[Your task] Of all the lines in the records, how many hold the word "Life"? Answer with the number only.

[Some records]
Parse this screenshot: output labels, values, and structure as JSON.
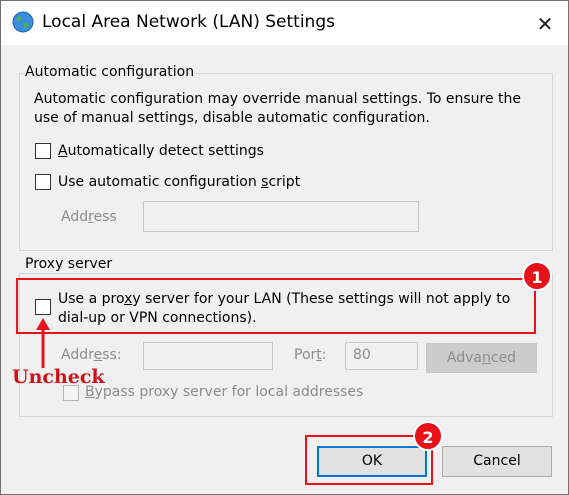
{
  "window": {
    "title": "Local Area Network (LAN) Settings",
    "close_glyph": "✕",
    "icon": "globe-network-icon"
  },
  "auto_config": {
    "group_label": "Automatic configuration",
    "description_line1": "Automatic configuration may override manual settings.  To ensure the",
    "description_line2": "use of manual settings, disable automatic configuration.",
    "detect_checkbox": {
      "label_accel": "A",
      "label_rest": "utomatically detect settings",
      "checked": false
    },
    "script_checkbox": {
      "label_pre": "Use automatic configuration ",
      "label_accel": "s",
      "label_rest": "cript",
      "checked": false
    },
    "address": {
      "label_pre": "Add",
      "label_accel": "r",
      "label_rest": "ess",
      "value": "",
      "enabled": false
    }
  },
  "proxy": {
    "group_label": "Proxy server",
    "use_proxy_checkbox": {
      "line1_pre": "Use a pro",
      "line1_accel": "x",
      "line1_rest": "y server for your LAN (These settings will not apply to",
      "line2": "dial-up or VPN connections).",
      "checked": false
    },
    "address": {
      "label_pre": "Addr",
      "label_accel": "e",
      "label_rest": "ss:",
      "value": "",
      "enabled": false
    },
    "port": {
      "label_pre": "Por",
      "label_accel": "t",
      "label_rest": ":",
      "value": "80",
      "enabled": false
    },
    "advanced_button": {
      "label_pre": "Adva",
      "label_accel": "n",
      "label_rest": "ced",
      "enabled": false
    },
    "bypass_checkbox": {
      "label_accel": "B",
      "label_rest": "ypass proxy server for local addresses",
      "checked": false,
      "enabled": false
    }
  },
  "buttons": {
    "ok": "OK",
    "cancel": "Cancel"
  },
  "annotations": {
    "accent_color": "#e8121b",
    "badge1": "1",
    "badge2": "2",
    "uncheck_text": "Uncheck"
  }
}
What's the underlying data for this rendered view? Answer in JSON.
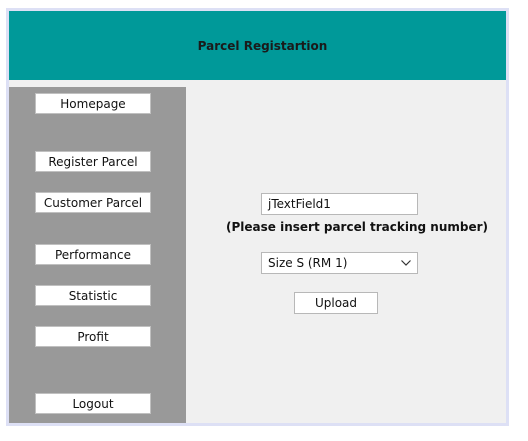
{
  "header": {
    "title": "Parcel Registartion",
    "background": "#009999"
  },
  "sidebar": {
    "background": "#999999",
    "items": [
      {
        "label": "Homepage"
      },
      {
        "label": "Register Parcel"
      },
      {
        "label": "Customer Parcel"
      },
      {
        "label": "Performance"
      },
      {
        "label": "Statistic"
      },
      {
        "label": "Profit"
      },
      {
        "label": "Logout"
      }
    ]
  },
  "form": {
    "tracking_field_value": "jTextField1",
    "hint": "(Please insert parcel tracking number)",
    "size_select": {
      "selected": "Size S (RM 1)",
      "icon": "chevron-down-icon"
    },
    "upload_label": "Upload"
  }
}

...

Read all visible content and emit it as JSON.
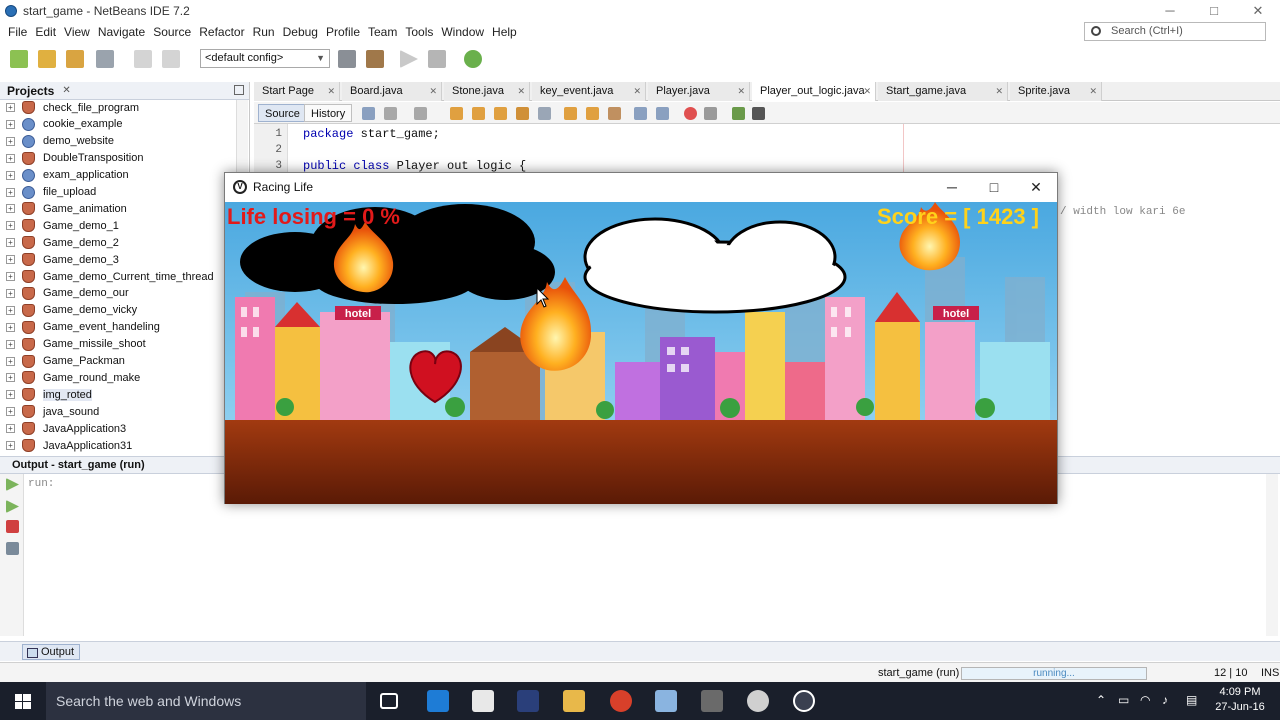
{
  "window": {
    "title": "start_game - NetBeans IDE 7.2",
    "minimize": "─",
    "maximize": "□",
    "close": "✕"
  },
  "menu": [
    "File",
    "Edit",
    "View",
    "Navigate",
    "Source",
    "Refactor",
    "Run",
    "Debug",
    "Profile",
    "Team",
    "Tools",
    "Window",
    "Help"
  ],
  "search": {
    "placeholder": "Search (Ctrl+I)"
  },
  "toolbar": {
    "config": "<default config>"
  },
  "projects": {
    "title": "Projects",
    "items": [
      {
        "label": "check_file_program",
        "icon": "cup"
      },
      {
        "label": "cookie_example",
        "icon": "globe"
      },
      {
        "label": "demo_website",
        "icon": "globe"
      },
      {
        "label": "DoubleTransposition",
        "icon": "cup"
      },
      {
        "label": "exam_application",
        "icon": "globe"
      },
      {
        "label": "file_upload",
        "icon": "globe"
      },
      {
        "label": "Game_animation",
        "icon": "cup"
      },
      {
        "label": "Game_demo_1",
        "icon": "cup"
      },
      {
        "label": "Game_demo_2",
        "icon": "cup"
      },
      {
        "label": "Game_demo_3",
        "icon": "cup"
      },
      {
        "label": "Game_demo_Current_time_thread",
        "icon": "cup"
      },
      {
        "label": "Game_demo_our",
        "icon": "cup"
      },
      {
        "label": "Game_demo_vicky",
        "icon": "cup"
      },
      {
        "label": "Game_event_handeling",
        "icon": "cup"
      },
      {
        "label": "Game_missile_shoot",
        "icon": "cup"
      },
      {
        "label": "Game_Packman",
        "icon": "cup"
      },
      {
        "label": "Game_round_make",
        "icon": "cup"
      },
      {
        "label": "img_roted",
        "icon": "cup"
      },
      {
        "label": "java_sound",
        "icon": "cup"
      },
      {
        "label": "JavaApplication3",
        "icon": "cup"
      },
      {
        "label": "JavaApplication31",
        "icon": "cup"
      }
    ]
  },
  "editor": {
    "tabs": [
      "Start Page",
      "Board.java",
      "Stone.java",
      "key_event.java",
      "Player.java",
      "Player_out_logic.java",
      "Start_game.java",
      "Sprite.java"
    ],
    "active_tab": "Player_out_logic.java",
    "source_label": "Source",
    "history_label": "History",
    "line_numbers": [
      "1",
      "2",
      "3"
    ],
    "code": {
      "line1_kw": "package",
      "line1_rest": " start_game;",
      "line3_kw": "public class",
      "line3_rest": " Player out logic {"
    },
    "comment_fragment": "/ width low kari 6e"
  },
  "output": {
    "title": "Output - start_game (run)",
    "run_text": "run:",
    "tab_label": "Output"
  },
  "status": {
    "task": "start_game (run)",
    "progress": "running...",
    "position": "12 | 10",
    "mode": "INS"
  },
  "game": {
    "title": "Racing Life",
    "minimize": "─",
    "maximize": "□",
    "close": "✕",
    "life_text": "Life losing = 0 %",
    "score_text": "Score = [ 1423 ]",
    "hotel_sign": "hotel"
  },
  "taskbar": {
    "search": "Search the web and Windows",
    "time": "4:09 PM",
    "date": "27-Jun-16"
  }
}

[Response for this exercise] 2